### Written task
Review the lines that follow and copy each one that contains the word "Samana".

################

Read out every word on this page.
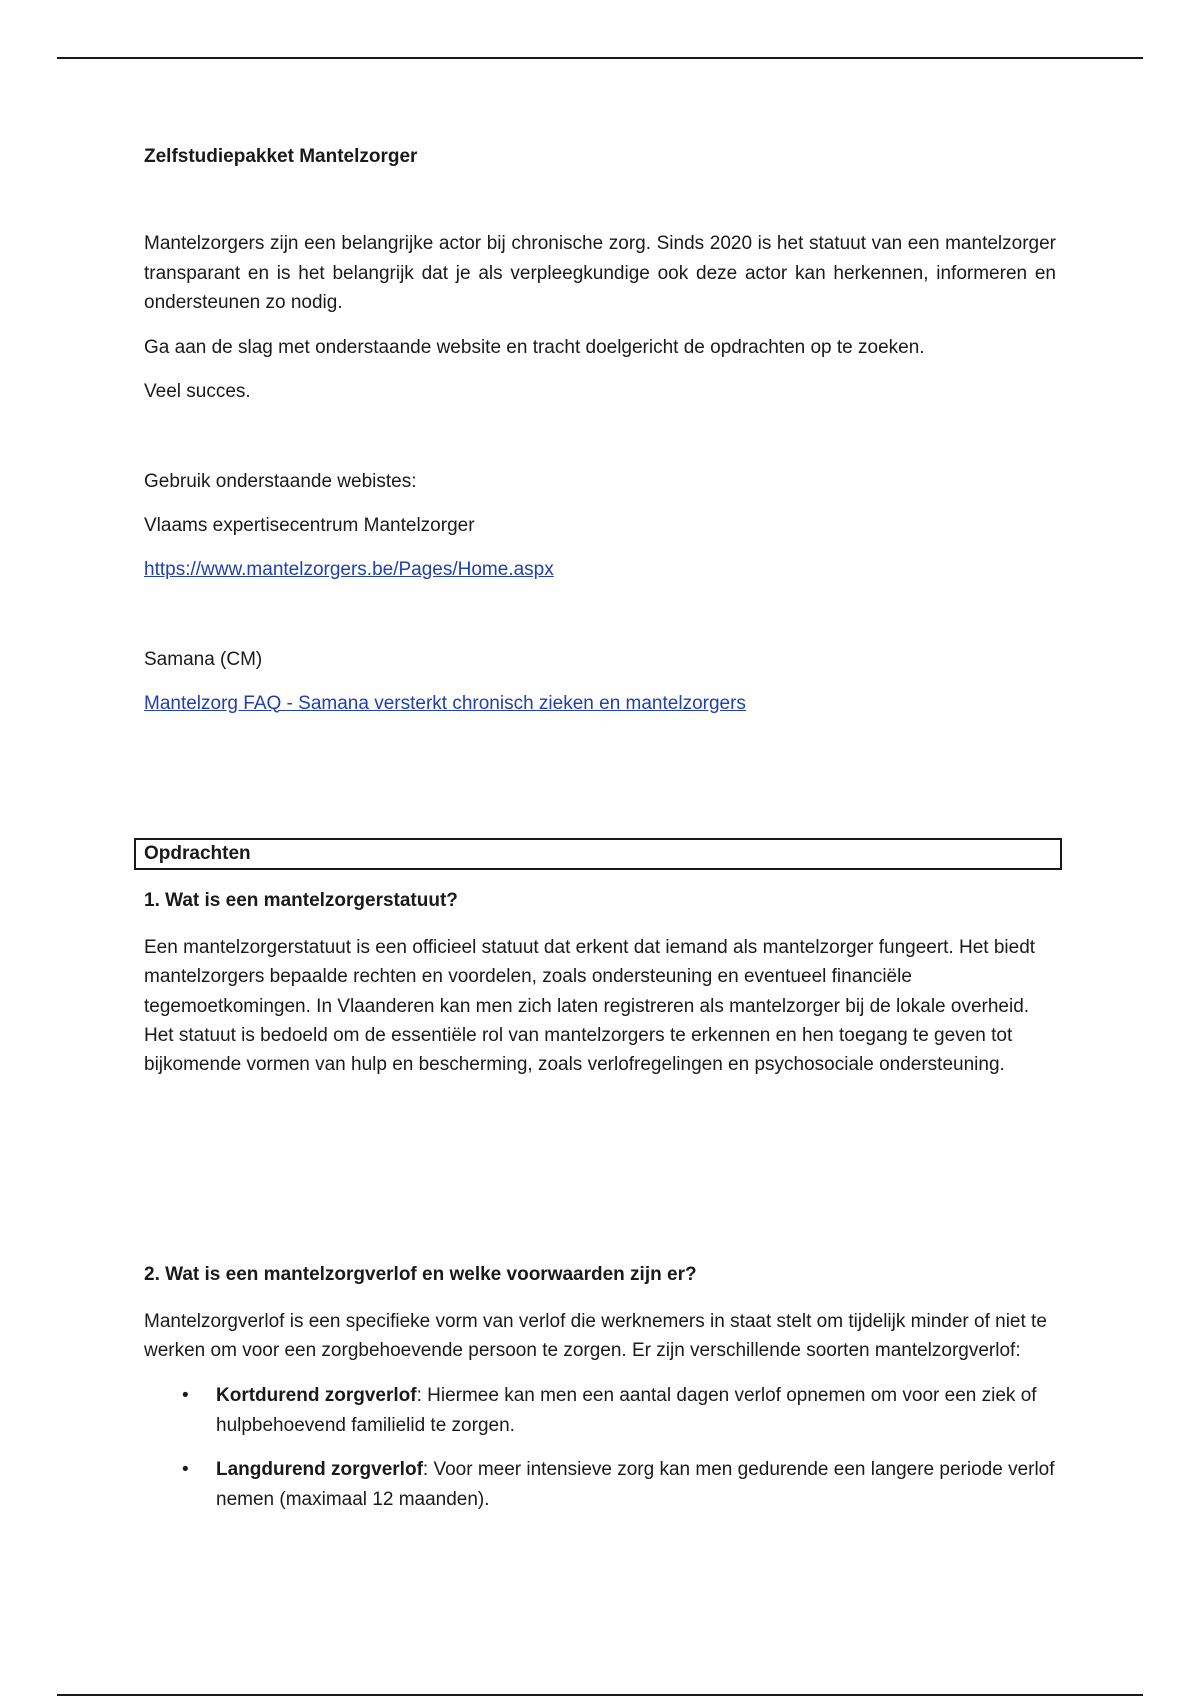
Zelfstudiepakket Mantelzorger

Mantelzorgers zijn een belangrijke actor bij chronische zorg. Sinds 2020 is het statuut van een mantelzorger transparant en is het belangrijk dat je als verpleegkundige ook deze actor kan herkennen, informeren en ondersteunen zo nodig.

Ga aan de slag met onderstaande website en tracht doelgericht de opdrachten op te zoeken.

Veel succes.

Gebruik onderstaande webistes:

Vlaams expertisecentrum Mantelzorger

https://www.mantelzorgers.be/Pages/Home.aspx

Samana (CM)

Mantelzorg FAQ - Samana versterkt chronisch zieken en mantelzorgers

Opdrachten

1. Wat is een mantelzorgerstatuut?

Een mantelzorgerstatuut is een officieel statuut dat erkent dat iemand als mantelzorger fungeert. Het biedt mantelzorgers bepaalde rechten en voordelen, zoals ondersteuning en eventueel financiële tegemoetkomingen. In Vlaanderen kan men zich laten registreren als mantelzorger bij de lokale overheid. Het statuut is bedoeld om de essentiële rol van mantelzorgers te erkennen en hen toegang te geven tot bijkomende vormen van hulp en bescherming, zoals verlofregelingen en psychosociale ondersteuning.

2. Wat is een mantelzorgverlof en welke voorwaarden zijn er?

Mantelzorgverlof is een specifieke vorm van verlof die werknemers in staat stelt om tijdelijk minder of niet te werken om voor een zorgbehoevende persoon te zorgen. Er zijn verschillende soorten mantelzorgverlof:

• Kortdurend zorgverlof: Hiermee kan men een aantal dagen verlof opnemen om voor een ziek of hulpbehoevend familielid te zorgen.
• Langdurend zorgverlof: Voor meer intensieve zorg kan men gedurende een langere periode verlof nemen (maximaal 12 maanden).
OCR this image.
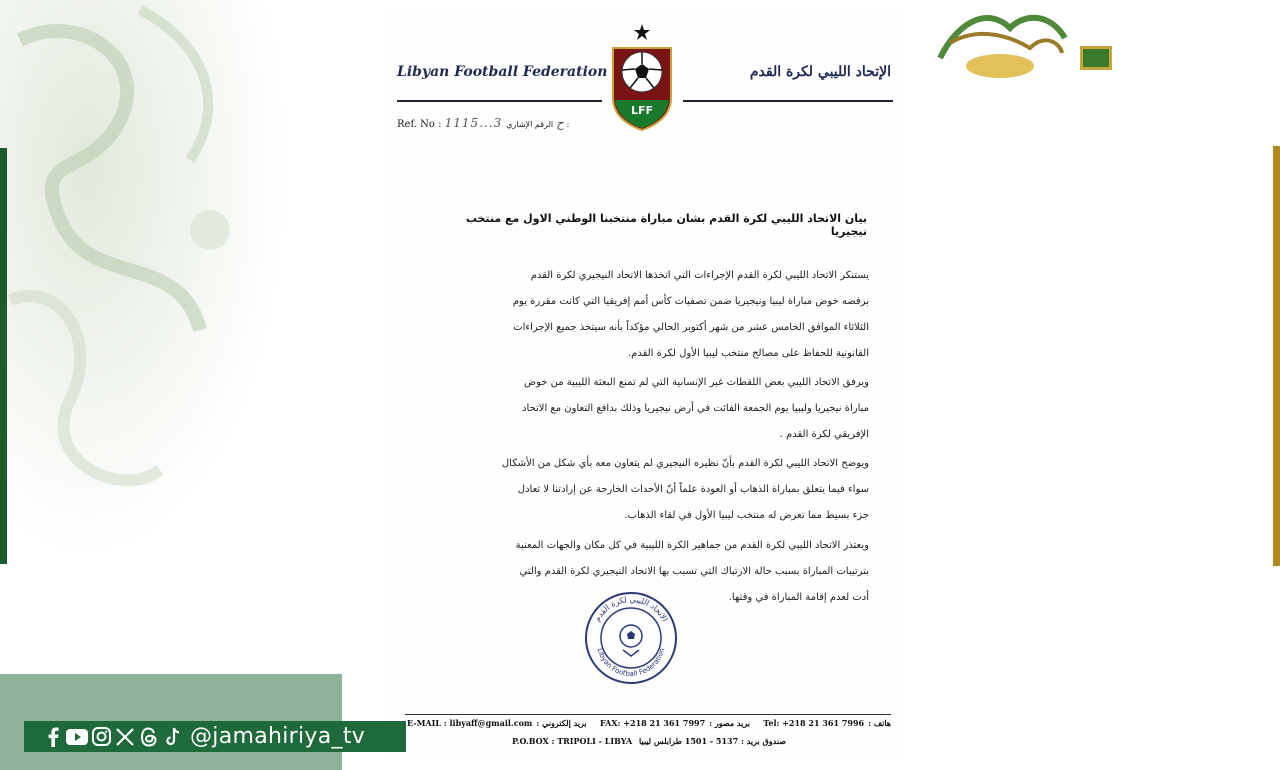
Libyan Football Federation	الإتحاد الليبي لكرة القدم
LFF
Ref. No : 1115...3ح الرقم الإشاري :
بيان الاتحاد الليبي لكرة القدم بشان مباراة منتخبنا الوطني الاول مع منتخب نيجيريا

يستنكر الاتحاد الليبي لكرة القدم الإجراءات التي اتخذها الاتحاد النيجيري لكرة القدم

برفضه خوض مباراة ليبيا ونيجيريا ضمن تصفيات كأس أمم إفريقيا التي كانت مقررة يوم

الثلاثاء الموافق الخامس عشر من شهر أكتوبر الحالي مؤكداً بأنه سيتخذ جميع الإجراءات

القانونية للحفاظ على مصالح منتخب ليبيا الأول لكرة القدم.

ويرفق الاتحاد الليبي بعض اللقطات غير الإنسانية التي لم تمنع البعثة الليبية من خوض

مباراة نيجيريا وليبيا يوم الجمعة الفائت في أرض نيجيريا وذلك بدافع التعاون مع الاتحاد

الإفريقي لكرة القدم .

ويوضح الاتحاد الليبي لكرة القدم بأنّ نظيره النيجيري لم يتعاون معه بأي شكل من الأشكال

سواء فيما يتعلق بمباراة الذهاب أو العودة علماً أنّ الأحداث الخارجة عن إرادتنا لا تعادل

جزء بسيط مما تعرض له منتخب ليبيا الأول في لقاء الذهاب.

ويعتذر الاتحاد الليبي لكرة القدم من جماهير الكرة الليبية في كل مكان والجهات المعنية

بترتيبات المباراة بسبب حالة الارتباك التي تسبب بها الاتحاد النيجيري لكرة القدم والتي

أدت لعدم إقامة المباراة في وقتها.

الاتحاد الليبي لكرة القدم
Libyan Football Federation
E-MAIL : libyaff@gmail.com : بريد إلكتروني FAX: +218 21 361 7997 : بريد مصور Tel: +218 21 361 7996 : هاتف
P.O.BOX : TRIPOLI - LIBYA صندوق بريد : 5137 - 1501 طرابلس ليبيا
@jamahiriya_tv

################

### Complete output
Samana (CM)
Mantelzorg FAQ - Samana versterkt chronisch zieken en mantelzorgers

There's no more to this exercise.